**Task objective:**
Give the number of lines in the data that hold the string "this". Nothing else is needed.
•••••
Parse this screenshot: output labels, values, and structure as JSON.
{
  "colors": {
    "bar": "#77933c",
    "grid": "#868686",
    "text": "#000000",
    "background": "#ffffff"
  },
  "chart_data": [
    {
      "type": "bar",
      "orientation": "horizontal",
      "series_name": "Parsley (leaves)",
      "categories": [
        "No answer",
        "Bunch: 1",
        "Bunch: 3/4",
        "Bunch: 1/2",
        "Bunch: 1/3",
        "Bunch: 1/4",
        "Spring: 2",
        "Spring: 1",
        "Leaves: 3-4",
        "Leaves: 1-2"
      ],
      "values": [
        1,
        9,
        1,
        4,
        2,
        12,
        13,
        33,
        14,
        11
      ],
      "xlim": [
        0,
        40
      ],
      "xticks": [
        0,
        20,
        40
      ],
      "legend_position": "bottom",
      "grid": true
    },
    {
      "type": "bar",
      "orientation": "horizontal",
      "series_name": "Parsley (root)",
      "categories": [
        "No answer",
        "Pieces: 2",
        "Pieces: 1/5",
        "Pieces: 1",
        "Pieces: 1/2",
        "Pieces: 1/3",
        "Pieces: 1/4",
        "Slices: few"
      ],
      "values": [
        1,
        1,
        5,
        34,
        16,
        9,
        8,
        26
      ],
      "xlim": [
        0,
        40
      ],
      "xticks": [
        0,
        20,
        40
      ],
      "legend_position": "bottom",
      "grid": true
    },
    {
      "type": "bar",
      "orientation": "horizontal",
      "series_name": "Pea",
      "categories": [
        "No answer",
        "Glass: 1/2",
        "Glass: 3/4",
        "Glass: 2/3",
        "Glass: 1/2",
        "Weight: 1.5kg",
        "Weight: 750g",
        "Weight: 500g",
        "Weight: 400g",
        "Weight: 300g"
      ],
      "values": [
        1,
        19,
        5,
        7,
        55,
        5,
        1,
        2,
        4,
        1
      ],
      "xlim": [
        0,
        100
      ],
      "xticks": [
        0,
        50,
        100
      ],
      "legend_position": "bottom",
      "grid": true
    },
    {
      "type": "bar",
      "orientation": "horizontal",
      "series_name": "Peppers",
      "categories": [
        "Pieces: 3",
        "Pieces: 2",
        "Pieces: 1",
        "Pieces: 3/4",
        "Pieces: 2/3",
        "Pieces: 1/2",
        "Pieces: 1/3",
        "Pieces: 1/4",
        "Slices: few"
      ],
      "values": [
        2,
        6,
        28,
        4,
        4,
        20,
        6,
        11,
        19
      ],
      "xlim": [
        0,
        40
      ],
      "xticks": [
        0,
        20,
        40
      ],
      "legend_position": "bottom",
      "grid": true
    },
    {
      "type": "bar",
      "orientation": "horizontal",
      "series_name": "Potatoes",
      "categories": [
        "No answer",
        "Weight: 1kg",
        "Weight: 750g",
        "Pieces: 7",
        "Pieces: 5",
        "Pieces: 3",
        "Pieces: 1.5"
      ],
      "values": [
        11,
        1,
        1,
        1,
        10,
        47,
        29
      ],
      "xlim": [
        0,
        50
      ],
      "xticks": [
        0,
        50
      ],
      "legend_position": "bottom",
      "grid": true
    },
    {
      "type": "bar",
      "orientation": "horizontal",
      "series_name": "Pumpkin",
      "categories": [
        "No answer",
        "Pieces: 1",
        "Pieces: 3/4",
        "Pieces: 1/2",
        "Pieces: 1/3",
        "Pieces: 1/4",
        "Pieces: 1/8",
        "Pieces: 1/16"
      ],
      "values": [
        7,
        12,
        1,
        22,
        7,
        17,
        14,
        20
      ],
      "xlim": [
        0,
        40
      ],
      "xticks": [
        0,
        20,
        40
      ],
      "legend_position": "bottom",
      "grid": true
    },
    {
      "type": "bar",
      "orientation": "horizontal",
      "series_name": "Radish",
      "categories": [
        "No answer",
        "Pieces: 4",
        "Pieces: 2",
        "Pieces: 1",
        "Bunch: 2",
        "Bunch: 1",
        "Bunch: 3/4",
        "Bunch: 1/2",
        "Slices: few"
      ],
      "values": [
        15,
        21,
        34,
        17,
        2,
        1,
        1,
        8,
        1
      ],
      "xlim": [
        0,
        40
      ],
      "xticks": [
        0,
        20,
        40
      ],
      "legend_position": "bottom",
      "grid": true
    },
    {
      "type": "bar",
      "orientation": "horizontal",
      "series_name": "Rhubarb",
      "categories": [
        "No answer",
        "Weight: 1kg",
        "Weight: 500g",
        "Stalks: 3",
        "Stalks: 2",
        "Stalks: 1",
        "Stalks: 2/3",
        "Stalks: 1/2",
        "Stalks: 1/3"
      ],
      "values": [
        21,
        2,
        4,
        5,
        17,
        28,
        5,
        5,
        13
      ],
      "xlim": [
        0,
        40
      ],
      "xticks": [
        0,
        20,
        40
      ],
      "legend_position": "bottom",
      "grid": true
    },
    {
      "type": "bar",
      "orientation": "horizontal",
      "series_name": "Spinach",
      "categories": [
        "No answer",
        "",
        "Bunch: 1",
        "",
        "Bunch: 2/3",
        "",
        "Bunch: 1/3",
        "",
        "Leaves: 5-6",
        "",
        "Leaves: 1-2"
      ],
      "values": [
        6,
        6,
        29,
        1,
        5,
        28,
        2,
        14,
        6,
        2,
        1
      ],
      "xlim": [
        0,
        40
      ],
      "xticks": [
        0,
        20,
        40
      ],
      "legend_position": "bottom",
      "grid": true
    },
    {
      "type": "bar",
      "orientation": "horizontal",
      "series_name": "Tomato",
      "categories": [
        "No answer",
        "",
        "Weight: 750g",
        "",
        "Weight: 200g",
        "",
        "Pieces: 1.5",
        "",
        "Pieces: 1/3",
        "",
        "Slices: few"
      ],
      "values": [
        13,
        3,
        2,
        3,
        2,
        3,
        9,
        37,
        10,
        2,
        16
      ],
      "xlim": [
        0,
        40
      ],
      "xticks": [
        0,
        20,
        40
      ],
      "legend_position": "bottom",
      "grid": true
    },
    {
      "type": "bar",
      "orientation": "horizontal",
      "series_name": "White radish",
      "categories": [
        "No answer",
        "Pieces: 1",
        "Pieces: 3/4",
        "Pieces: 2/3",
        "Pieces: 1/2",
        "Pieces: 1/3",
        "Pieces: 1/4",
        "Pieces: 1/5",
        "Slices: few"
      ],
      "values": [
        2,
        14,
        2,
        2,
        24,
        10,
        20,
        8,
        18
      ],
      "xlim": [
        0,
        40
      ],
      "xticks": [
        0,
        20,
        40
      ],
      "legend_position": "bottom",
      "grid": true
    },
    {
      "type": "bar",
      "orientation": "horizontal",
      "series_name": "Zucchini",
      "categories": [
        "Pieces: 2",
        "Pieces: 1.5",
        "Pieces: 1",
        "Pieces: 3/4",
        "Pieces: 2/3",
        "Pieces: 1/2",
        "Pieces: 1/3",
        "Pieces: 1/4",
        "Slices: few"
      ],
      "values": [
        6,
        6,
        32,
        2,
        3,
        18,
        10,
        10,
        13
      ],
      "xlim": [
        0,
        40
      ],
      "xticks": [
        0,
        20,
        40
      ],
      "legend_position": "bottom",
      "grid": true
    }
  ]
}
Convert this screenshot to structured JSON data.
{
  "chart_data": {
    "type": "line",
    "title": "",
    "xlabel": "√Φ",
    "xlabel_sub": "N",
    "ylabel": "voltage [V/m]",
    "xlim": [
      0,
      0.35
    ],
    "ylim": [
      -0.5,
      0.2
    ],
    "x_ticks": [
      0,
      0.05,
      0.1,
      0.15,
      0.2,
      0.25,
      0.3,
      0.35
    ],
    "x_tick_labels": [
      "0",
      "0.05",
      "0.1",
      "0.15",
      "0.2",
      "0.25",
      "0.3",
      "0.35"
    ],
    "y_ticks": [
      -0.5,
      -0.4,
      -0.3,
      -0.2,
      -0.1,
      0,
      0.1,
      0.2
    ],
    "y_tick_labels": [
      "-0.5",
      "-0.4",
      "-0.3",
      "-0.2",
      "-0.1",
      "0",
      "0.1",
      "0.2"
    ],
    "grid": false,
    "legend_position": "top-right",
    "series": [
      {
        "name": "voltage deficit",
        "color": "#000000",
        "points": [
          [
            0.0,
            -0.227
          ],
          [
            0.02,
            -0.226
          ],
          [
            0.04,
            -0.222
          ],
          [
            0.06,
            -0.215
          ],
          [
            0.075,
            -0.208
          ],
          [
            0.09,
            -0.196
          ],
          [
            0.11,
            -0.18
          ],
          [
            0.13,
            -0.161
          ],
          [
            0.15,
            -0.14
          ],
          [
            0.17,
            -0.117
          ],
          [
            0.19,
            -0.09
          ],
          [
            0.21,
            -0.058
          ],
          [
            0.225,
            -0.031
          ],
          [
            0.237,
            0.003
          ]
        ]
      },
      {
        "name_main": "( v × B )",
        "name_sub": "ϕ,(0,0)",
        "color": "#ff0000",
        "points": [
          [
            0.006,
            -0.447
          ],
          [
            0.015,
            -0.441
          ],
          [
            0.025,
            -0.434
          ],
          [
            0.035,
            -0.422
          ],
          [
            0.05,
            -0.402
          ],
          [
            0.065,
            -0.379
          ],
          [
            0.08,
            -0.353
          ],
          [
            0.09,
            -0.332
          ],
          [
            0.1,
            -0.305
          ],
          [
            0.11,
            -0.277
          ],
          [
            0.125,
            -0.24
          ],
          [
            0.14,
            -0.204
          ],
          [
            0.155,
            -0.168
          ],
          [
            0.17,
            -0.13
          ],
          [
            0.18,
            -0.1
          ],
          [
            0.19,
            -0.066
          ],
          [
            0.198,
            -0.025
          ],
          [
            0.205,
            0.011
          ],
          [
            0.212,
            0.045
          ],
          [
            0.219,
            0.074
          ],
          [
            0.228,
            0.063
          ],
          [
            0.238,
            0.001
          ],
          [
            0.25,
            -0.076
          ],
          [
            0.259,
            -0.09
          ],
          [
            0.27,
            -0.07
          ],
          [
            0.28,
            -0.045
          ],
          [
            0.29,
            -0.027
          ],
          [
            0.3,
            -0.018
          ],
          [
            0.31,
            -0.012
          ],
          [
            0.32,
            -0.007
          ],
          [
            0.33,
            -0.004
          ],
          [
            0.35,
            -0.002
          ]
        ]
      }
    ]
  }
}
•••••
**In response:**
2